BEGIN DATA ENTRIES
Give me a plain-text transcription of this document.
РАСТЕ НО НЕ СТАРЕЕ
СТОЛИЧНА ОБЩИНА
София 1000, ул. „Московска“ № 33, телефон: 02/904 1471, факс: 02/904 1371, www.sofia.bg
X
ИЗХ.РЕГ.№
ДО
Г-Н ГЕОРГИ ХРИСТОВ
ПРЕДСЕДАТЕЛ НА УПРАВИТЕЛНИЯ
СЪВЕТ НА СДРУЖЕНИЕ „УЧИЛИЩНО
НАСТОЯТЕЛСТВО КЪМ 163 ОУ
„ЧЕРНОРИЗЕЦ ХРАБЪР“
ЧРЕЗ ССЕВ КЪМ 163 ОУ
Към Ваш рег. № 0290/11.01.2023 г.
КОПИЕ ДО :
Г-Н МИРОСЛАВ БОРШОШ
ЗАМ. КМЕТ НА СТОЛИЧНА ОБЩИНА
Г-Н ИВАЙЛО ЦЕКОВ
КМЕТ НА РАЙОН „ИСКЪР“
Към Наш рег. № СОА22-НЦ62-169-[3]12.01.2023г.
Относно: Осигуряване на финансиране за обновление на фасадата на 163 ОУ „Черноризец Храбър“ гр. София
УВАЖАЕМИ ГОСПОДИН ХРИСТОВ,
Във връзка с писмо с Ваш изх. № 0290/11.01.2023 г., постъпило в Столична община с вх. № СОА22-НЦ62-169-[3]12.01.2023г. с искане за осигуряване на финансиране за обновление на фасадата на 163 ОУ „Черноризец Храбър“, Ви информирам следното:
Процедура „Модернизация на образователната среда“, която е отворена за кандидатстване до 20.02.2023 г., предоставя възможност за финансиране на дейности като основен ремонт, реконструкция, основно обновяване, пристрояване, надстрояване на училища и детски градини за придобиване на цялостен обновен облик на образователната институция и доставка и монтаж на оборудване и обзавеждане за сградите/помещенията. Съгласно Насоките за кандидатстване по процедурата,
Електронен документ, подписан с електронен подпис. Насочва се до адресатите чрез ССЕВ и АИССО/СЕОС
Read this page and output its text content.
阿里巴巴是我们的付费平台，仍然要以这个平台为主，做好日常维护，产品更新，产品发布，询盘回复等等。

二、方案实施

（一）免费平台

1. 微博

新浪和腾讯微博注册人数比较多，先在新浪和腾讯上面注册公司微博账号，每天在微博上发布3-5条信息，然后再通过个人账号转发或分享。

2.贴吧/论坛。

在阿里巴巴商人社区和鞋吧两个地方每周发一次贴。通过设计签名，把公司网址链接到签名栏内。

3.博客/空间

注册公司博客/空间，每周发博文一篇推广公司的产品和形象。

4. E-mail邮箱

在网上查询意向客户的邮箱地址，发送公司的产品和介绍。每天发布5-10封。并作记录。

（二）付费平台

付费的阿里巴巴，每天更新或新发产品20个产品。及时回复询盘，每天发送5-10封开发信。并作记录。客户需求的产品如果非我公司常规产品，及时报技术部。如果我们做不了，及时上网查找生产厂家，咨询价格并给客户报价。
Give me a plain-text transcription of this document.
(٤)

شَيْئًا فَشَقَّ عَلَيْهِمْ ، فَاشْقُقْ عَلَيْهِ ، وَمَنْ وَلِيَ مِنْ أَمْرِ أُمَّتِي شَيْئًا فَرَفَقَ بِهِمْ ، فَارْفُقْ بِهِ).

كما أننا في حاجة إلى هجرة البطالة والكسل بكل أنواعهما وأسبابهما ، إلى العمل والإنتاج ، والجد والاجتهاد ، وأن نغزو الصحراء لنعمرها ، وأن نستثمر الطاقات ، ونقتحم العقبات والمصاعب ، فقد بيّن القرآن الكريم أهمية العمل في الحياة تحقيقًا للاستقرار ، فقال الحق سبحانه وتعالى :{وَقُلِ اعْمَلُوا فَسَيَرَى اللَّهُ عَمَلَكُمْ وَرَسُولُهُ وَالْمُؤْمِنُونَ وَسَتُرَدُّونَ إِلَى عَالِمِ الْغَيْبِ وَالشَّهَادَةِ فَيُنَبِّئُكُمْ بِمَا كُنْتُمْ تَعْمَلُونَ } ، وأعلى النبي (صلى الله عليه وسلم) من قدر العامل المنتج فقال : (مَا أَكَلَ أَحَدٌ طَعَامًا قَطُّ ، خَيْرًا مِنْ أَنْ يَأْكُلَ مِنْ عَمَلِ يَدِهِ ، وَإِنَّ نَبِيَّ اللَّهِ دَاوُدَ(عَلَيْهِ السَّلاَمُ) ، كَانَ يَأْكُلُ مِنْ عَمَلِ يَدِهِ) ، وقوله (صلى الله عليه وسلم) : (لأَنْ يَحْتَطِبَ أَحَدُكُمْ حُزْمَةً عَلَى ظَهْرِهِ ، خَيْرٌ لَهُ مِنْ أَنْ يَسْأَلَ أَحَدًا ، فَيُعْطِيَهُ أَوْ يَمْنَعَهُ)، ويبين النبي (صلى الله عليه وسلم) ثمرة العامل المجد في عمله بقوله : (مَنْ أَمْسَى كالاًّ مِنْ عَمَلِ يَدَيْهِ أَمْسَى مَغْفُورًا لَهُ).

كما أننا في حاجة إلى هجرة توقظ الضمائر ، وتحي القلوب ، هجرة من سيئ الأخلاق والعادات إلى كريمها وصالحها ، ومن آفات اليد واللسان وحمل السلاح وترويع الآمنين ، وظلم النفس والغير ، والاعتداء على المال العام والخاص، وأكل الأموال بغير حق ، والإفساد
END DATA ENTRIES
SET EXERCISE
Copy each line above containing the string "фасадата".

SOLUTION TO THIS PROBLEM
Относно: Осигуряване на финансиране за обновление на фасадата на 163 ОУ „Черноризец Храбър“ гр. София
Във връзка с писмо с Ваш изх. № 0290/11.01.2023 г., постъпило в Столична община с вх. № СОА22-НЦ62-169-[3]12.01.2023г. с искане за осигуряване на финансиране за обновление на фасадата на 163 ОУ „Черноризец Храбър“, Ви информирам следното:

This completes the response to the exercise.